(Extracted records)
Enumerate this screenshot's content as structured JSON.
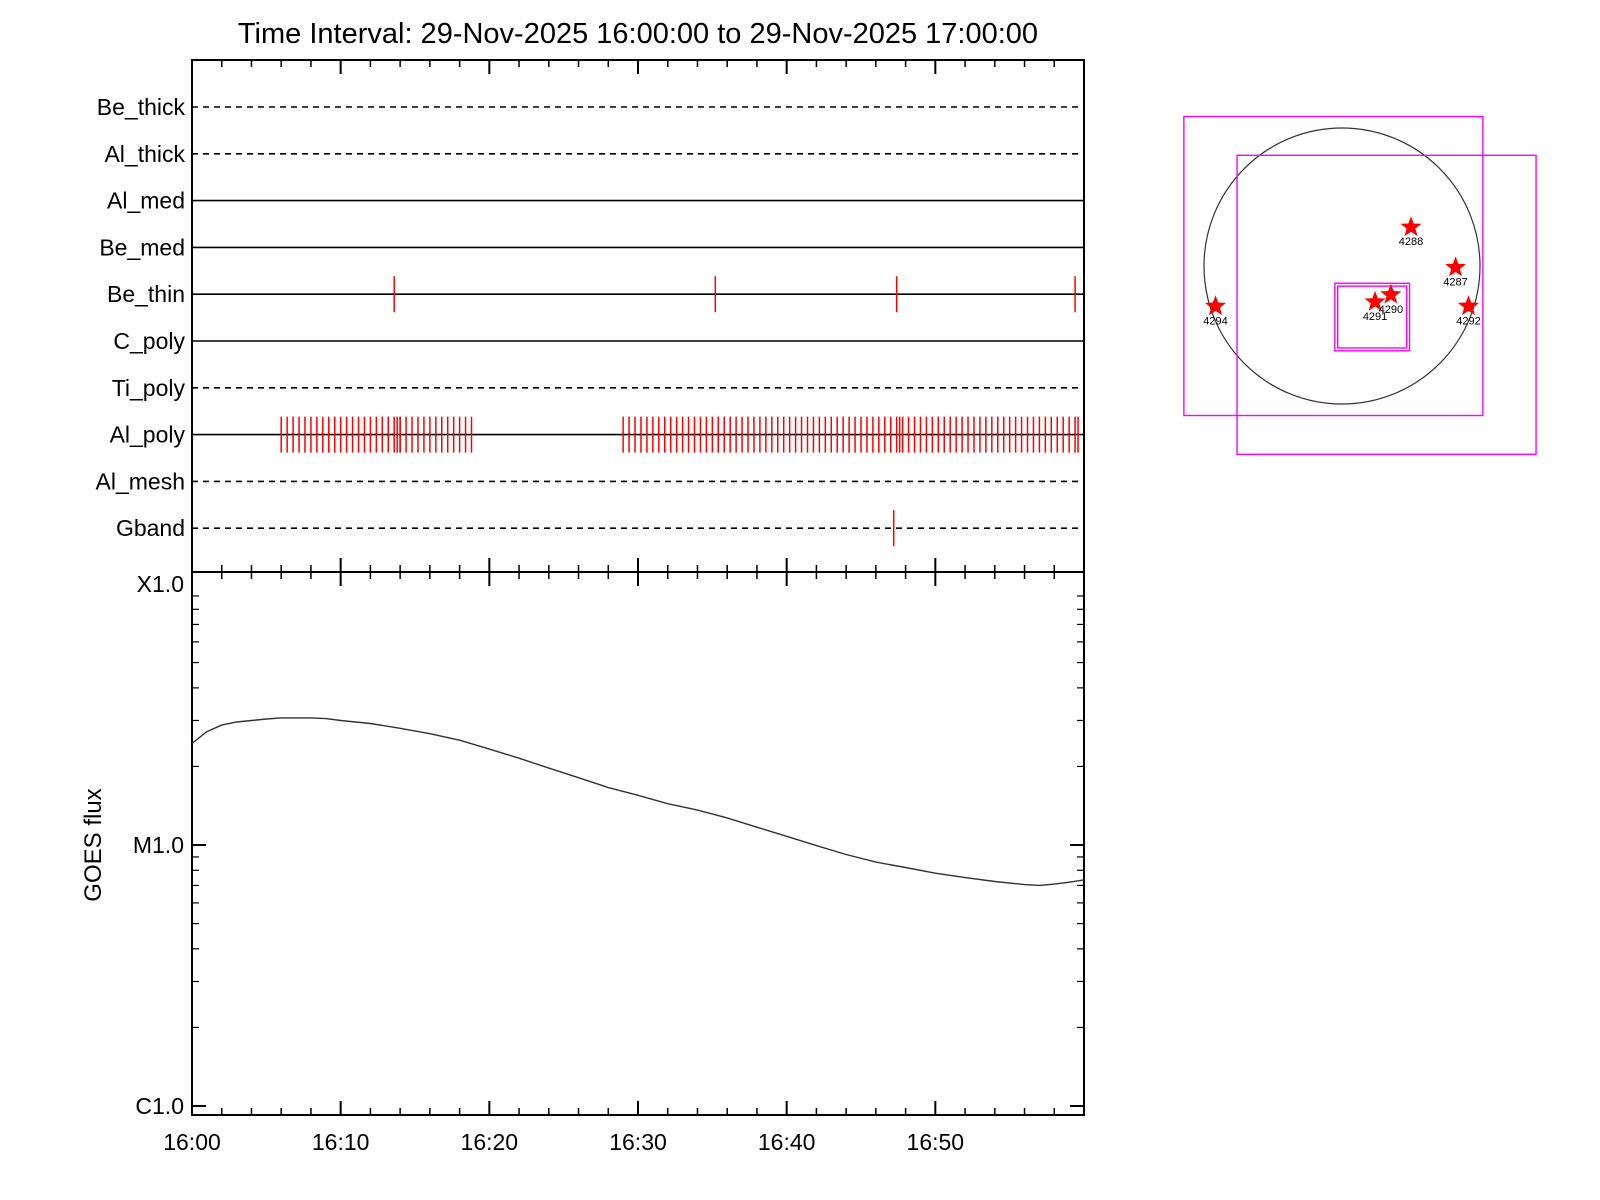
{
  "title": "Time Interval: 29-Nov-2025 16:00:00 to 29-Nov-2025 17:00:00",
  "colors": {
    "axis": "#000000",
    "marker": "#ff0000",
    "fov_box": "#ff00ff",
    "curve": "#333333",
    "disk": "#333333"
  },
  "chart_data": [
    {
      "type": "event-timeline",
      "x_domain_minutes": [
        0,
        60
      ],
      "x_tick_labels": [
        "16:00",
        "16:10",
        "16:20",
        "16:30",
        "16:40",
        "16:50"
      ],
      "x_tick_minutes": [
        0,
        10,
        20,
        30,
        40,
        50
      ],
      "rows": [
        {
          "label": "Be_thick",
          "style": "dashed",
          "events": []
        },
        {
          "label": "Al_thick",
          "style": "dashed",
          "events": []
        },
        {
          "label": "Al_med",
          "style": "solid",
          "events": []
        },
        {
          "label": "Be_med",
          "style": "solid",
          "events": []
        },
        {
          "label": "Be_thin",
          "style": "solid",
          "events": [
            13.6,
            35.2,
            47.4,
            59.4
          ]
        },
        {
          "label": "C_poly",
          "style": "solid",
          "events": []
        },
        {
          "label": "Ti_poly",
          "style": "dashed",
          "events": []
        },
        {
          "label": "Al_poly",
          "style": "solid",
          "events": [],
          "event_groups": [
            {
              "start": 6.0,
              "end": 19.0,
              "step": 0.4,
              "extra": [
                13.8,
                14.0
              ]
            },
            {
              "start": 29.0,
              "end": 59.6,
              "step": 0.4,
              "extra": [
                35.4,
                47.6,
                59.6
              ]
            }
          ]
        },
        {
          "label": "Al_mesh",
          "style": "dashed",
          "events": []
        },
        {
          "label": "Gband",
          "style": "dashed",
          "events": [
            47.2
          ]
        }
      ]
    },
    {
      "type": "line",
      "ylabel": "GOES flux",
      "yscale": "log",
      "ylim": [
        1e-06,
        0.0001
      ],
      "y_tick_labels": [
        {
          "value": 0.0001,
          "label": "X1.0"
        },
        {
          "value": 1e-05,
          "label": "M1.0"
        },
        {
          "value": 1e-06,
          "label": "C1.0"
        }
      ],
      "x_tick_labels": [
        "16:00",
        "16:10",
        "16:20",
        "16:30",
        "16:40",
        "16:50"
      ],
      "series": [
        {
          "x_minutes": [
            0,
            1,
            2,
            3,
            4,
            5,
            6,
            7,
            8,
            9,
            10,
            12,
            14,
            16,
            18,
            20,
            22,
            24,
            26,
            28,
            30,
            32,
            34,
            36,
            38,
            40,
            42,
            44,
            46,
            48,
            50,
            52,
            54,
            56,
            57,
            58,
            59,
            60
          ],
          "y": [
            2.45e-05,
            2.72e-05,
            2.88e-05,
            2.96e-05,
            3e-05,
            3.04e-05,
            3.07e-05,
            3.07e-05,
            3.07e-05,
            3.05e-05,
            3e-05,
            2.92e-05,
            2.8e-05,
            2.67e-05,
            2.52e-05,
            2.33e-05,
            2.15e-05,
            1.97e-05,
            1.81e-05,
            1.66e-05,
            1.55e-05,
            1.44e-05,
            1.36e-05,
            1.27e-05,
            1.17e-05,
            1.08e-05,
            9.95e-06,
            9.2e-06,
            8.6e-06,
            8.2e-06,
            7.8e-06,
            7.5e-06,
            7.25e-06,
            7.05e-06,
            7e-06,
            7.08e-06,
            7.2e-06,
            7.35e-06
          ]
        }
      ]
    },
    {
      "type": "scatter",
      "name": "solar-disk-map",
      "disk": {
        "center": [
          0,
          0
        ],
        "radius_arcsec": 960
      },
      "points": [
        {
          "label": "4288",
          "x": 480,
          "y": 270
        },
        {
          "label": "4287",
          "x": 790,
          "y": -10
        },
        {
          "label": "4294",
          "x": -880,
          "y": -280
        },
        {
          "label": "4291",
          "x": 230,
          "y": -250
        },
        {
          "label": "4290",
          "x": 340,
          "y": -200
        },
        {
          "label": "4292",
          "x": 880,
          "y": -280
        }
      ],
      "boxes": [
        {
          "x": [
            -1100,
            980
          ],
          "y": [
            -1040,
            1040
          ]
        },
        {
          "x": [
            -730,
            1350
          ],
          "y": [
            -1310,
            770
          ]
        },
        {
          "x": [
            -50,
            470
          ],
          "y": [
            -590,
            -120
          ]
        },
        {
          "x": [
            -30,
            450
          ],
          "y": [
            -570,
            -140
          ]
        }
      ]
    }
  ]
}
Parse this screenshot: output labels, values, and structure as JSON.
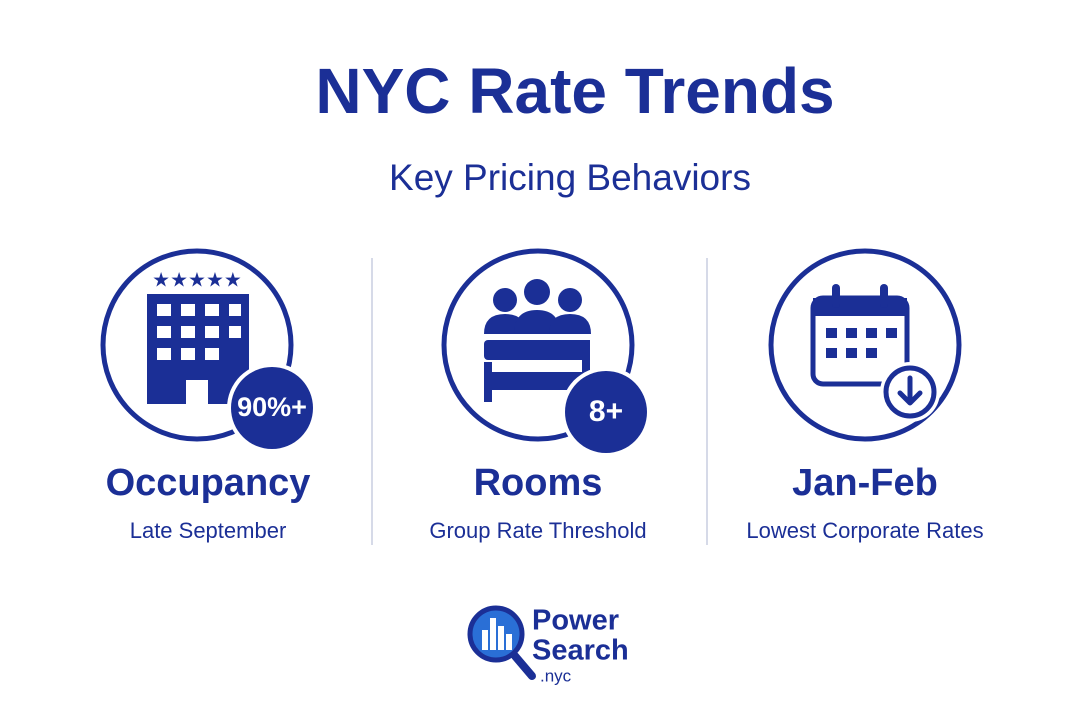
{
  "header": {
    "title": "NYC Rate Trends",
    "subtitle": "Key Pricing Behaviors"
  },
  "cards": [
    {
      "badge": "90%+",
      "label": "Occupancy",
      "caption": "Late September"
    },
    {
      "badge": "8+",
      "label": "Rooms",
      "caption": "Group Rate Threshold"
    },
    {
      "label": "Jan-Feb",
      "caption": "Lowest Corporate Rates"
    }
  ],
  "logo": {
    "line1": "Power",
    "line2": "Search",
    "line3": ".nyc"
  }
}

**Instructions for the task:** All of the lines above should be printed exactly, minus the pictures.

**Complete output:**
Enumerate this screenshot's content as structured JSON.
{
  "title": "Time Interval: 29-Nov-2025 16:00:00 to 29-Nov-2025 17:00:00",
  "colors": {
    "axis": "#000000",
    "marker": "#ff0000",
    "fov_box": "#ff00ff",
    "curve": "#333333",
    "disk": "#333333"
  },
  "chart_data": [
    {
      "type": "event-timeline",
      "x_domain_minutes": [
        0,
        60
      ],
      "x_tick_labels": [
        "16:00",
        "16:10",
        "16:20",
        "16:30",
        "16:40",
        "16:50"
      ],
      "x_tick_minutes": [
        0,
        10,
        20,
        30,
        40,
        50
      ],
      "rows": [
        {
          "label": "Be_thick",
          "style": "dashed",
          "events": []
        },
        {
          "label": "Al_thick",
          "style": "dashed",
          "events": []
        },
        {
          "label": "Al_med",
          "style": "solid",
          "events": []
        },
        {
          "label": "Be_med",
          "style": "solid",
          "events": []
        },
        {
          "label": "Be_thin",
          "style": "solid",
          "events": [
            13.6,
            35.2,
            47.4,
            59.4
          ]
        },
        {
          "label": "C_poly",
          "style": "solid",
          "events": []
        },
        {
          "label": "Ti_poly",
          "style": "dashed",
          "events": []
        },
        {
          "label": "Al_poly",
          "style": "solid",
          "events": [],
          "event_groups": [
            {
              "start": 6.0,
              "end": 19.0,
              "step": 0.4,
              "extra": [
                13.8,
                14.0
              ]
            },
            {
              "start": 29.0,
              "end": 59.6,
              "step": 0.4,
              "extra": [
                35.4,
                47.6,
                59.6
              ]
            }
          ]
        },
        {
          "label": "Al_mesh",
          "style": "dashed",
          "events": []
        },
        {
          "label": "Gband",
          "style": "dashed",
          "events": [
            47.2
          ]
        }
      ]
    },
    {
      "type": "line",
      "ylabel": "GOES flux",
      "yscale": "log",
      "ylim": [
        1e-06,
        0.0001
      ],
      "y_tick_labels": [
        {
          "value": 0.0001,
          "label": "X1.0"
        },
        {
          "value": 1e-05,
          "label": "M1.0"
        },
        {
          "value": 1e-06,
          "label": "C1.0"
        }
      ],
      "x_tick_labels": [
        "16:00",
        "16:10",
        "16:20",
        "16:30",
        "16:40",
        "16:50"
      ],
      "series": [
        {
          "x_minutes": [
            0,
            1,
            2,
            3,
            4,
            5,
            6,
            7,
            8,
            9,
            10,
            12,
            14,
            16,
            18,
            20,
            22,
            24,
            26,
            28,
            30,
            32,
            34,
            36,
            38,
            40,
            42,
            44,
            46,
            48,
            50,
            52,
            54,
            56,
            57,
            58,
            59,
            60
          ],
          "y": [
            2.45e-05,
            2.72e-05,
            2.88e-05,
            2.96e-05,
            3e-05,
            3.04e-05,
            3.07e-05,
            3.07e-05,
            3.07e-05,
            3.05e-05,
            3e-05,
            2.92e-05,
            2.8e-05,
            2.67e-05,
            2.52e-05,
            2.33e-05,
            2.15e-05,
            1.97e-05,
            1.81e-05,
            1.66e-05,
            1.55e-05,
            1.44e-05,
            1.36e-05,
            1.27e-05,
            1.17e-05,
            1.08e-05,
            9.95e-06,
            9.2e-06,
            8.6e-06,
            8.2e-06,
            7.8e-06,
            7.5e-06,
            7.25e-06,
            7.05e-06,
            7e-06,
            7.08e-06,
            7.2e-06,
            7.35e-06
          ]
        }
      ]
    },
    {
      "type": "scatter",
      "name": "solar-disk-map",
      "disk": {
        "center": [
          0,
          0
        ],
        "radius_arcsec": 960
      },
      "points": [
        {
          "label": "4288",
          "x": 480,
          "y": 270
        },
        {
          "label": "4287",
          "x": 790,
          "y": -10
        },
        {
          "label": "4294",
          "x": -880,
          "y": -280
        },
        {
          "label": "4291",
          "x": 230,
          "y": -250
        },
        {
          "label": "4290",
          "x": 340,
          "y": -200
        },
        {
          "label": "4292",
          "x": 880,
          "y": -280
        }
      ],
      "boxes": [
        {
          "x": [
            -1100,
            980
          ],
          "y": [
            -1040,
            1040
          ]
        },
        {
          "x": [
            -730,
            1350
          ],
          "y": [
            -1310,
            770
          ]
        },
        {
          "x": [
            -50,
            470
          ],
          "y": [
            -590,
            -120
          ]
        },
        {
          "x": [
            -30,
            450
          ],
          "y": [
            -570,
            -140
          ]
        }
      ]
    }
  ]
}
Parse this screenshot: output labels, values, and structure as JSON.
{
  "header": {
    "title": "NYC Rate Trends",
    "subtitle": "Key Pricing Behaviors"
  },
  "cards": [
    {
      "badge": "90%+",
      "label": "Occupancy",
      "caption": "Late September"
    },
    {
      "badge": "8+",
      "label": "Rooms",
      "caption": "Group Rate Threshold"
    },
    {
      "label": "Jan-Feb",
      "caption": "Lowest Corporate Rates"
    }
  ],
  "logo": {
    "line1": "Power",
    "line2": "Search",
    "line3": ".nyc"
  }
}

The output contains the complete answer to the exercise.